Extracted records
>> Start
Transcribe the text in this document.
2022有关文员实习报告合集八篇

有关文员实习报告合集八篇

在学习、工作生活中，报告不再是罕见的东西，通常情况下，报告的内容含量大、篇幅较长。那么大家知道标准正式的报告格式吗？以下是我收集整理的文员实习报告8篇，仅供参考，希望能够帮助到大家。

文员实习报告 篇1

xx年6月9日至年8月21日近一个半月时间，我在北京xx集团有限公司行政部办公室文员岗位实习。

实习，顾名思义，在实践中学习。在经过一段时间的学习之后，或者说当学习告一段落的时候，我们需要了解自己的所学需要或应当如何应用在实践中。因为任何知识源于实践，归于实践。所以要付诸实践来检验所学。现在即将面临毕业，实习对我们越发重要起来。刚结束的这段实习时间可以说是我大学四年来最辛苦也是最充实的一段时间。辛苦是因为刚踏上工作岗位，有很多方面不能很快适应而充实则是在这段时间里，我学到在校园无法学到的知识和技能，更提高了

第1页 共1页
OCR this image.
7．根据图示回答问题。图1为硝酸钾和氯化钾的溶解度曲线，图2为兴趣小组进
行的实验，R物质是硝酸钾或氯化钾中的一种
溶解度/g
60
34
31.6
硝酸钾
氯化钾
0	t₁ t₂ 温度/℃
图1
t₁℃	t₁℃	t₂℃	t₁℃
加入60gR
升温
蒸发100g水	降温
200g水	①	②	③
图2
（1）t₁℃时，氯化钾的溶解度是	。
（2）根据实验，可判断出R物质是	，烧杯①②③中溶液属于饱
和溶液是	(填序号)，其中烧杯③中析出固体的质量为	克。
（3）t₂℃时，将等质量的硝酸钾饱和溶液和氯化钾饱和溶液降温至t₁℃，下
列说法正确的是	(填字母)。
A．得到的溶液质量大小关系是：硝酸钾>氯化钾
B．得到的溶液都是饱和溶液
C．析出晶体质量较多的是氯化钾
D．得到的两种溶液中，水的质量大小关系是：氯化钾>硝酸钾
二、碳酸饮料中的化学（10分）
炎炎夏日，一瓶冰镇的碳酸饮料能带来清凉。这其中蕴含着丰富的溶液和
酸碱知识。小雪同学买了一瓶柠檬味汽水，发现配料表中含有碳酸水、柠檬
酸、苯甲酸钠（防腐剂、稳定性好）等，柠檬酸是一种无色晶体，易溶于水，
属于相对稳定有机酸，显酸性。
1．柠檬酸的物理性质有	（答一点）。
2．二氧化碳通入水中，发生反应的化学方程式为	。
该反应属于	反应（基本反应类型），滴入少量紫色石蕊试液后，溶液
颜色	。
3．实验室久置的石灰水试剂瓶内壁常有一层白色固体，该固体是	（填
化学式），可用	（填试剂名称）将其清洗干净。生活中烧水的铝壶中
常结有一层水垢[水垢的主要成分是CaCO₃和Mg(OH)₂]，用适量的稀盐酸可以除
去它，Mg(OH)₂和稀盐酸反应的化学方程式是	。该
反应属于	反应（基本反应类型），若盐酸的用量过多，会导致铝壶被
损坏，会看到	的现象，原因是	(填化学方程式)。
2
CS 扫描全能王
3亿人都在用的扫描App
>> End
**Stated goal**
Please restate the records in full, word for word.

**The output**
Transcribe the text in this document.
2022有关文员实习报告合集八篇

有关文员实习报告合集八篇

在学习、工作生活中，报告不再是罕见的东西，通常情况下，报告的内容含量大、篇幅较长。那么大家知道标准正式的报告格式吗？以下是我收集整理的文员实习报告8篇，仅供参考，希望能够帮助到大家。

文员实习报告 篇1

xx年6月9日至年8月21日近一个半月时间，我在北京xx集团有限公司行政部办公室文员岗位实习。

实习，顾名思义，在实践中学习。在经过一段时间的学习之后，或者说当学习告一段落的时候，我们需要了解自己的所学需要或应当如何应用在实践中。因为任何知识源于实践，归于实践。所以要付诸实践来检验所学。现在即将面临毕业，实习对我们越发重要起来。刚结束的这段实习时间可以说是我大学四年来最辛苦也是最充实的一段时间。辛苦是因为刚踏上工作岗位，有很多方面不能很快适应而充实则是在这段时间里，我学到在校园无法学到的知识和技能，更提高了

第1页 共1页
OCR this image.
7．根据图示回答问题。图1为硝酸钾和氯化钾的溶解度曲线，图2为兴趣小组进
行的实验，R物质是硝酸钾或氯化钾中的一种
溶解度/g
60
34
31.6
硝酸钾
氯化钾
0	t₁ t₂ 温度/℃
图1
t₁℃	t₁℃	t₂℃	t₁℃
加入60gR
升温
蒸发100g水	降温
200g水	①	②	③
图2
（1）t₁℃时，氯化钾的溶解度是	。
（2）根据实验，可判断出R物质是	，烧杯①②③中溶液属于饱
和溶液是	(填序号)，其中烧杯③中析出固体的质量为	克。
（3）t₂℃时，将等质量的硝酸钾饱和溶液和氯化钾饱和溶液降温至t₁℃，下
列说法正确的是	(填字母)。
A．得到的溶液质量大小关系是：硝酸钾>氯化钾
B．得到的溶液都是饱和溶液
C．析出晶体质量较多的是氯化钾
D．得到的两种溶液中，水的质量大小关系是：氯化钾>硝酸钾
二、碳酸饮料中的化学（10分）
炎炎夏日，一瓶冰镇的碳酸饮料能带来清凉。这其中蕴含着丰富的溶液和
酸碱知识。小雪同学买了一瓶柠檬味汽水，发现配料表中含有碳酸水、柠檬
酸、苯甲酸钠（防腐剂、稳定性好）等，柠檬酸是一种无色晶体，易溶于水，
属于相对稳定有机酸，显酸性。
1．柠檬酸的物理性质有	（答一点）。
2．二氧化碳通入水中，发生反应的化学方程式为	。
该反应属于	反应（基本反应类型），滴入少量紫色石蕊试液后，溶液
颜色	。
3．实验室久置的石灰水试剂瓶内壁常有一层白色固体，该固体是	（填
化学式），可用	（填试剂名称）将其清洗干净。生活中烧水的铝壶中
常结有一层水垢[水垢的主要成分是CaCO₃和Mg(OH)₂]，用适量的稀盐酸可以除
去它，Mg(OH)₂和稀盐酸反应的化学方程式是	。该
反应属于	反应（基本反应类型），若盐酸的用量过多，会导致铝壶被
损坏，会看到	的现象，原因是	(填化学方程式)。
2
CS 扫描全能王
3亿人都在用的扫描App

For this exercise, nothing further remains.